SUPPLIED RECORDS =>
--- START ---
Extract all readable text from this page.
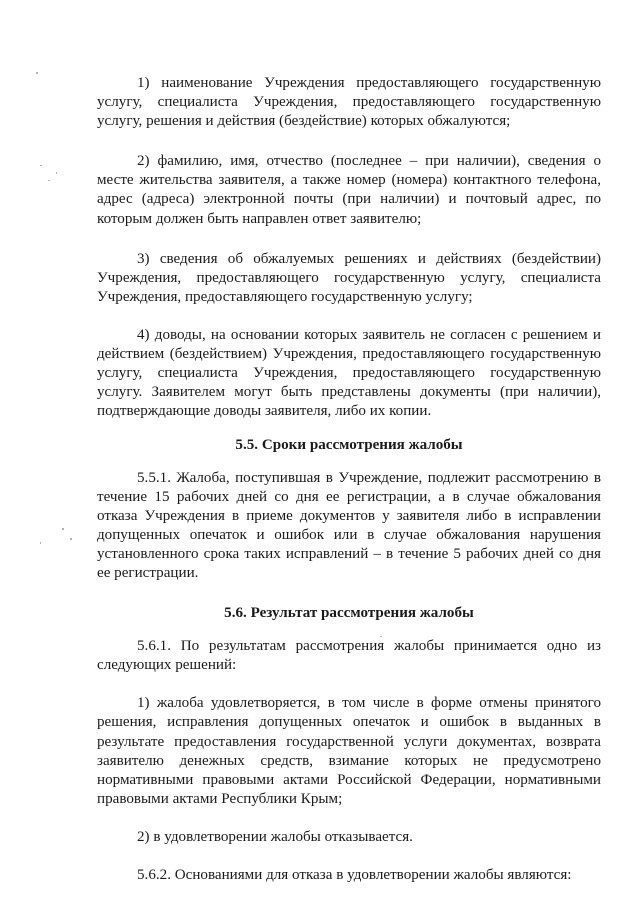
1) наименование Учреждения предоставляющего государственную услугу, специалиста Учреждения, предоставляющего государственную услугу, решения и действия (бездействие) которых обжалуются;

2) фамилию, имя, отчество (последнее – при наличии), сведения о месте жительства заявителя, а также номер (номера) контактного телефона, адрес (адреса) электронной почты (при наличии) и почтовый адрес, по которым должен быть направлен ответ заявителю;

3) сведения об обжалуемых решениях и действиях (бездействии) Учреждения, предоставляющего государственную услугу, специалиста Учреждения, предоставляющего государственную услугу;

4) доводы, на основании которых заявитель не согласен с решением и действием (бездействием) Учреждения, предоставляющего государственную услугу, специалиста Учреждения, предоставляющего государственную услугу. Заявителем могут быть представлены документы (при наличии), подтверждающие доводы заявителя, либо их копии.

5.5. Сроки рассмотрения жалобы

5.5.1. Жалоба, поступившая в Учреждение, подлежит рассмотрению в течение 15 рабочих дней со дня ее регистрации, а в случае обжалования отказа Учреждения в приеме документов у заявителя либо в исправлении допущенных опечаток и ошибок или в случае обжалования нарушения установленного срока таких исправлений – в течение 5 рабочих дней со дня ее регистрации.

5.6. Результат рассмотрения жалобы

5.6.1. По результатам рассмотрения жалобы принимается одно из следующих решений:

1) жалоба удовлетворяется, в том числе в форме отмены принятого решения, исправления допущенных опечаток и ошибок в выданных в результате предоставления государственной услуги документах, возврата заявителю денежных средств, взимание которых не предусмотрено нормативными правовыми актами Российской Федерации, нормативными правовыми актами Республики Крым;

2) в удовлетворении жалобы отказывается.

5.6.2. Основаниями для отказа в удовлетворении жалобы являются:
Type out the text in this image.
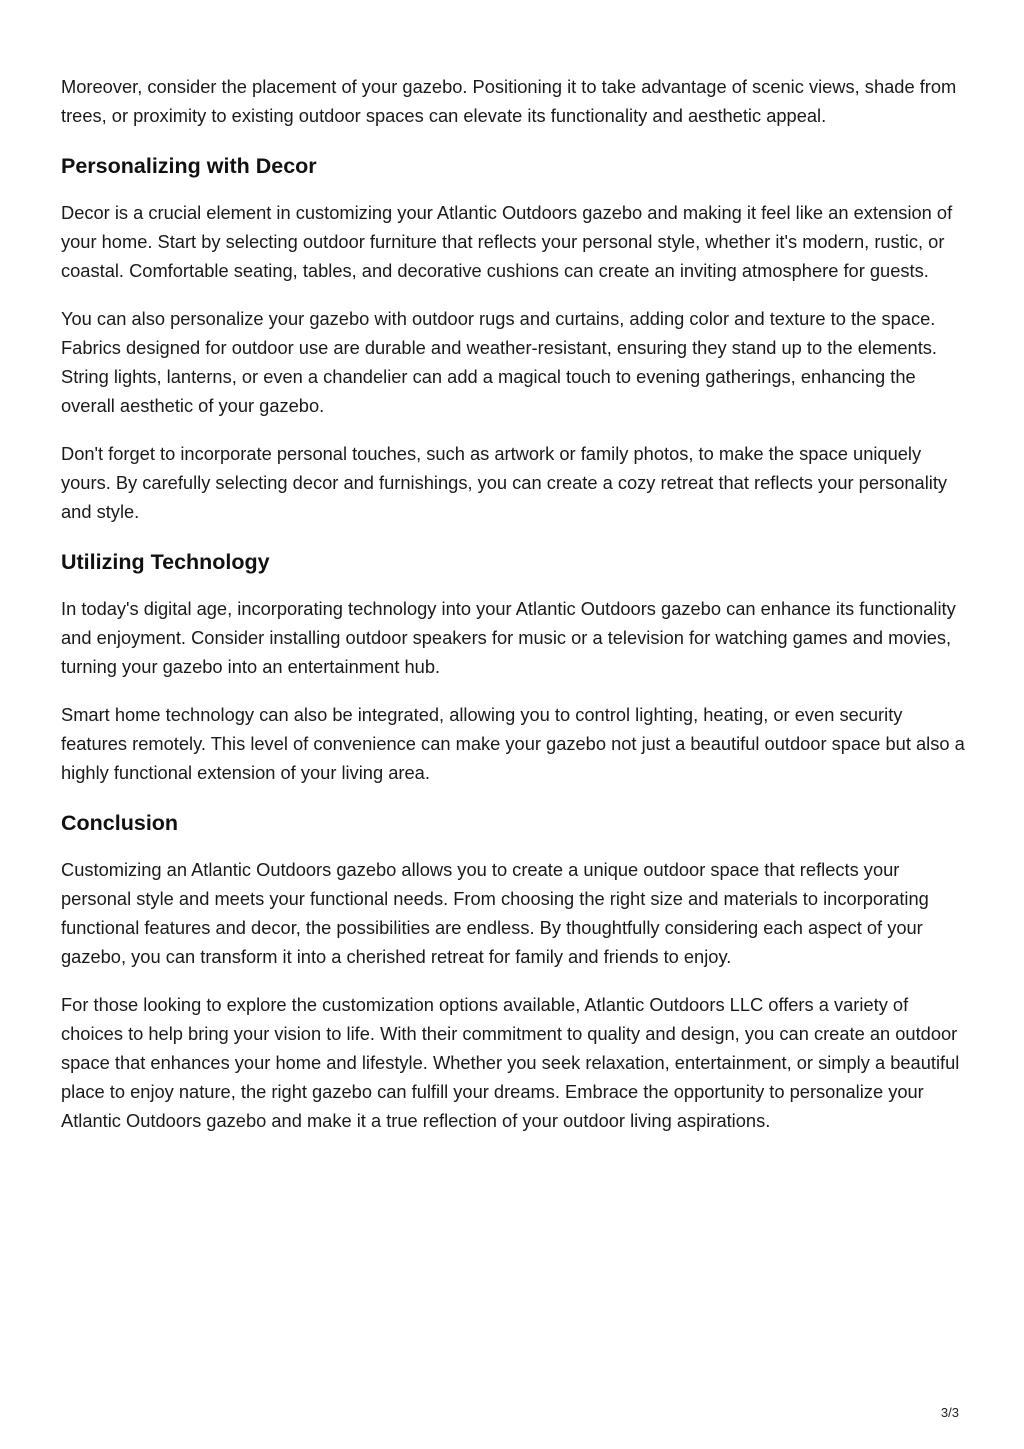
Moreover, consider the placement of your gazebo. Positioning it to take advantage of scenic views, shade from trees, or proximity to existing outdoor spaces can elevate its functionality and aesthetic appeal.

Personalizing with Decor

Decor is a crucial element in customizing your Atlantic Outdoors gazebo and making it feel like an extension of your home. Start by selecting outdoor furniture that reflects your personal style, whether it's modern, rustic, or coastal. Comfortable seating, tables, and decorative cushions can create an inviting atmosphere for guests.

You can also personalize your gazebo with outdoor rugs and curtains, adding color and texture to the space. Fabrics designed for outdoor use are durable and weather-resistant, ensuring they stand up to the elements. String lights, lanterns, or even a chandelier can add a magical touch to evening gatherings, enhancing the overall aesthetic of your gazebo.

Don't forget to incorporate personal touches, such as artwork or family photos, to make the space uniquely yours. By carefully selecting decor and furnishings, you can create a cozy retreat that reflects your personality and style.

Utilizing Technology

In today's digital age, incorporating technology into your Atlantic Outdoors gazebo can enhance its functionality and enjoyment. Consider installing outdoor speakers for music or a television for watching games and movies, turning your gazebo into an entertainment hub.

Smart home technology can also be integrated, allowing you to control lighting, heating, or even security features remotely. This level of convenience can make your gazebo not just a beautiful outdoor space but also a highly functional extension of your living area.

Conclusion

Customizing an Atlantic Outdoors gazebo allows you to create a unique outdoor space that reflects your personal style and meets your functional needs. From choosing the right size and materials to incorporating functional features and decor, the possibilities are endless. By thoughtfully considering each aspect of your gazebo, you can transform it into a cherished retreat for family and friends to enjoy.

For those looking to explore the customization options available, Atlantic Outdoors LLC offers a variety of choices to help bring your vision to life. With their commitment to quality and design, you can create an outdoor space that enhances your home and lifestyle. Whether you seek relaxation, entertainment, or simply a beautiful place to enjoy nature, the right gazebo can fulfill your dreams. Embrace the opportunity to personalize your Atlantic Outdoors gazebo and make it a true reflection of your outdoor living aspirations.

3/3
--- END ---
THE REQUEST => Show all lines above holding "beautiful".

EXERCISE RESULT =>
Smart home technology can also be integrated, allowing you to control lighting, heating, or even security features remotely. This level of convenience can make your gazebo not just a beautiful outdoor space but also a highly functional extension of your living area.
For those looking to explore the customization options available, Atlantic Outdoors LLC offers a variety of choices to help bring your vision to life. With their commitment to quality and design, you can create an outdoor space that enhances your home and lifestyle. Whether you seek relaxation, entertainment, or simply a beautiful place to enjoy nature, the right gazebo can fulfill your dreams. Embrace the opportunity to personalize your Atlantic Outdoors gazebo and make it a true reflection of your outdoor living aspirations.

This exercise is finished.